- Exercise input
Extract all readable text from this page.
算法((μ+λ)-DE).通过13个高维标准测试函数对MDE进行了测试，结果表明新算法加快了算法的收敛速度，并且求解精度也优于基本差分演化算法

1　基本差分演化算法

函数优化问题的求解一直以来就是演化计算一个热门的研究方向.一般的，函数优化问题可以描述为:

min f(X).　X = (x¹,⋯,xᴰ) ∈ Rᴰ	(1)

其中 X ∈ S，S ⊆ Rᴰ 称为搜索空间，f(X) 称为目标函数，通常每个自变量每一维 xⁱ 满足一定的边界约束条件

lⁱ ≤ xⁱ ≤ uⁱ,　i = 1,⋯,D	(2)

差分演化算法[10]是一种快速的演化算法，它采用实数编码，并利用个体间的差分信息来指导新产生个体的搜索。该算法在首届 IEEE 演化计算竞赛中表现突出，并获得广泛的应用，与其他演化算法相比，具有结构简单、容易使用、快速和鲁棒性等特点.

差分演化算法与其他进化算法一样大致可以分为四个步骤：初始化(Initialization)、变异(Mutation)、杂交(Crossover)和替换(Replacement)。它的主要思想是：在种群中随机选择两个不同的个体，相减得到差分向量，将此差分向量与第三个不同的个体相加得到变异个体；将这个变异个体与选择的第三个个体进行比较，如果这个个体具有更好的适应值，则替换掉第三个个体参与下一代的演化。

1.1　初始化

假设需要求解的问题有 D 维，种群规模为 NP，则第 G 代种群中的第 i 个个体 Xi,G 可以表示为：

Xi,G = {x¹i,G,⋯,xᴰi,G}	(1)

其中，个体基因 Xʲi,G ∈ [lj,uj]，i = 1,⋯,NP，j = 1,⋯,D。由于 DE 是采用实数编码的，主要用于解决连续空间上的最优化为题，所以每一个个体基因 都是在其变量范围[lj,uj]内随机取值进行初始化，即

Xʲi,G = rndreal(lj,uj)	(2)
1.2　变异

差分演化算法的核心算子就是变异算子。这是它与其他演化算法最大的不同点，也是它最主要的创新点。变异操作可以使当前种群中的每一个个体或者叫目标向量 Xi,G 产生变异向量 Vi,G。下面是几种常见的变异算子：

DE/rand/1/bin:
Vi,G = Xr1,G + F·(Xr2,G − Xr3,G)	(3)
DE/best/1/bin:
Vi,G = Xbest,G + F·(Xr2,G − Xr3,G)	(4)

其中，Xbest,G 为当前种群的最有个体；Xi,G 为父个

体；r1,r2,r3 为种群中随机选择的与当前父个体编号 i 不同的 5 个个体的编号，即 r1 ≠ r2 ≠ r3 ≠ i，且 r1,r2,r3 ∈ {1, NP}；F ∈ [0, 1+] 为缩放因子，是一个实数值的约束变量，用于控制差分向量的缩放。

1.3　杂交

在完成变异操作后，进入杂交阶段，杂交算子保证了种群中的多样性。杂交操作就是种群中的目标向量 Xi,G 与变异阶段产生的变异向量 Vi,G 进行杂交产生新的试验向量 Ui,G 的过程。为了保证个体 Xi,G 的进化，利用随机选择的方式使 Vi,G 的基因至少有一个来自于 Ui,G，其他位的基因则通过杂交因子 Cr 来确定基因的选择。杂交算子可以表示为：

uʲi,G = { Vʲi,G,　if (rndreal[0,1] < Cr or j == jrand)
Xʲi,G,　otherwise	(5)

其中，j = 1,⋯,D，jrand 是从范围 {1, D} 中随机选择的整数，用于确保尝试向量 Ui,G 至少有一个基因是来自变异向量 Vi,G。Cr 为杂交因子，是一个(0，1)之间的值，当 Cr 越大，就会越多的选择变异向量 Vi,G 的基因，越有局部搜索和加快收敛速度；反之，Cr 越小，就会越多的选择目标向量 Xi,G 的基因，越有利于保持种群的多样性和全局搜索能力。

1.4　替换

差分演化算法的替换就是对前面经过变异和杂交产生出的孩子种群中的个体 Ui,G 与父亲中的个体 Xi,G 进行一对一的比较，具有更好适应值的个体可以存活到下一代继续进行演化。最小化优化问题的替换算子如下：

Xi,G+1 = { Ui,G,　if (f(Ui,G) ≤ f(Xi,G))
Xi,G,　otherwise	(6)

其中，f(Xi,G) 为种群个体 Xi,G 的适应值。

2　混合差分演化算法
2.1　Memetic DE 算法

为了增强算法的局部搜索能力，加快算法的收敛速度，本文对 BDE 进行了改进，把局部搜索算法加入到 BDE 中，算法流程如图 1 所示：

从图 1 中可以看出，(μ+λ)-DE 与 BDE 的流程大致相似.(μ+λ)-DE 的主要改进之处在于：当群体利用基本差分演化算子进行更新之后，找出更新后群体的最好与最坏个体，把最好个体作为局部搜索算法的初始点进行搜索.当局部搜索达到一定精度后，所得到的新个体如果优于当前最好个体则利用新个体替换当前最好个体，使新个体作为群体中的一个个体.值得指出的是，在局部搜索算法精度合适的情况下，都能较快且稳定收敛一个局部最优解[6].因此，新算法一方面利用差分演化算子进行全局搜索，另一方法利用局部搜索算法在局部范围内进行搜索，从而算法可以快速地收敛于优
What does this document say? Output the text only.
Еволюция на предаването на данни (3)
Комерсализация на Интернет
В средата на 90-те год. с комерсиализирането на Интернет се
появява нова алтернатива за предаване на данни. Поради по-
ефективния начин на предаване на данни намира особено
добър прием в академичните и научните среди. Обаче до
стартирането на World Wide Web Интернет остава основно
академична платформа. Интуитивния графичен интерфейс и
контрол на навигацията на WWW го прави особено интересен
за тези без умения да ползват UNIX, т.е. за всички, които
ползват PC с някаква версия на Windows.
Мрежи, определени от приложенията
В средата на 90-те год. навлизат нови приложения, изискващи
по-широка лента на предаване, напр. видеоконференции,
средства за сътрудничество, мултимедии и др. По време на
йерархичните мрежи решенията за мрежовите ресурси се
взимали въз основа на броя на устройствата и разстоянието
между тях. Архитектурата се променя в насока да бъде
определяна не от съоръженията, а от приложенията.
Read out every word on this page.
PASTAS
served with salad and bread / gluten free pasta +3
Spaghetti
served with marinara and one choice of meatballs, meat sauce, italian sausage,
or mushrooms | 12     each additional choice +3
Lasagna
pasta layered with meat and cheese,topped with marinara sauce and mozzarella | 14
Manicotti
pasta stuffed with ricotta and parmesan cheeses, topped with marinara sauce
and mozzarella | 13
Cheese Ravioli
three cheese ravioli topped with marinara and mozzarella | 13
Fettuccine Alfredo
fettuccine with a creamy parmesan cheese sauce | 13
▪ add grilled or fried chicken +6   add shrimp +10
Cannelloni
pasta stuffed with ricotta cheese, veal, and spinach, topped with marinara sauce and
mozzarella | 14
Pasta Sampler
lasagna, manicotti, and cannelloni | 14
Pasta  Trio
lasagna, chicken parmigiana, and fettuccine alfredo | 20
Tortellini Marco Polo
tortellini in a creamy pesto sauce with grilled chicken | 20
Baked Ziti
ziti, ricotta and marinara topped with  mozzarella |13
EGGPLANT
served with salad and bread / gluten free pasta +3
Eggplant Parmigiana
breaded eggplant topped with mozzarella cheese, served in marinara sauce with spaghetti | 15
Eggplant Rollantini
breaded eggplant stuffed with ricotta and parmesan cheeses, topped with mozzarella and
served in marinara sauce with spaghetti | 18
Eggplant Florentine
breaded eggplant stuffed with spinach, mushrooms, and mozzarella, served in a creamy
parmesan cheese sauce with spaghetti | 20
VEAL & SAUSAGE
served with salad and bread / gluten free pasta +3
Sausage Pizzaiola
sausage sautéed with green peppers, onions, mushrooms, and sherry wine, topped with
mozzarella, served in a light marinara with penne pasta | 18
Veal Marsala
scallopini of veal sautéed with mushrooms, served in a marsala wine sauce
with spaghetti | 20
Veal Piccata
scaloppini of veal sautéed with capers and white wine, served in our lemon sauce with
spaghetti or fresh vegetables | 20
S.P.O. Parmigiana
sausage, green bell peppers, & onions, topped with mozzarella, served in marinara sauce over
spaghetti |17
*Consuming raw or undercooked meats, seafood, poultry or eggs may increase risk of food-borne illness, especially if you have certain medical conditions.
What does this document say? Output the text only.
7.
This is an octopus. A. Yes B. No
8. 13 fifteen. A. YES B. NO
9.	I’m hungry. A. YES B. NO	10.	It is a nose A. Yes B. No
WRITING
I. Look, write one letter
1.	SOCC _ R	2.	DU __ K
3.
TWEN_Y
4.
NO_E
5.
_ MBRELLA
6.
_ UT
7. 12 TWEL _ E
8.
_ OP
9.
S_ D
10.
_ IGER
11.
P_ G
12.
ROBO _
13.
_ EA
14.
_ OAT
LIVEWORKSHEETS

- Work instructions
Filter the entries and copy out every line with the word "topped".

- Exercise result
pasta layered with meat and cheese,topped with marinara sauce and mozzarella | 14
pasta stuffed with ricotta and parmesan cheeses, topped with marinara sauce
three cheese ravioli topped with marinara and mozzarella | 13
pasta stuffed with ricotta cheese, veal, and spinach, topped with marinara sauce and
ziti, ricotta and marinara topped with  mozzarella |13
breaded eggplant topped with mozzarella cheese, served in marinara sauce with spaghetti | 15
breaded eggplant stuffed with ricotta and parmesan cheeses, topped with mozzarella and
sausage sautéed with green peppers, onions, mushrooms, and sherry wine, topped with
sausage, green bell peppers, & onions, topped with mozzarella, served in marinara sauce over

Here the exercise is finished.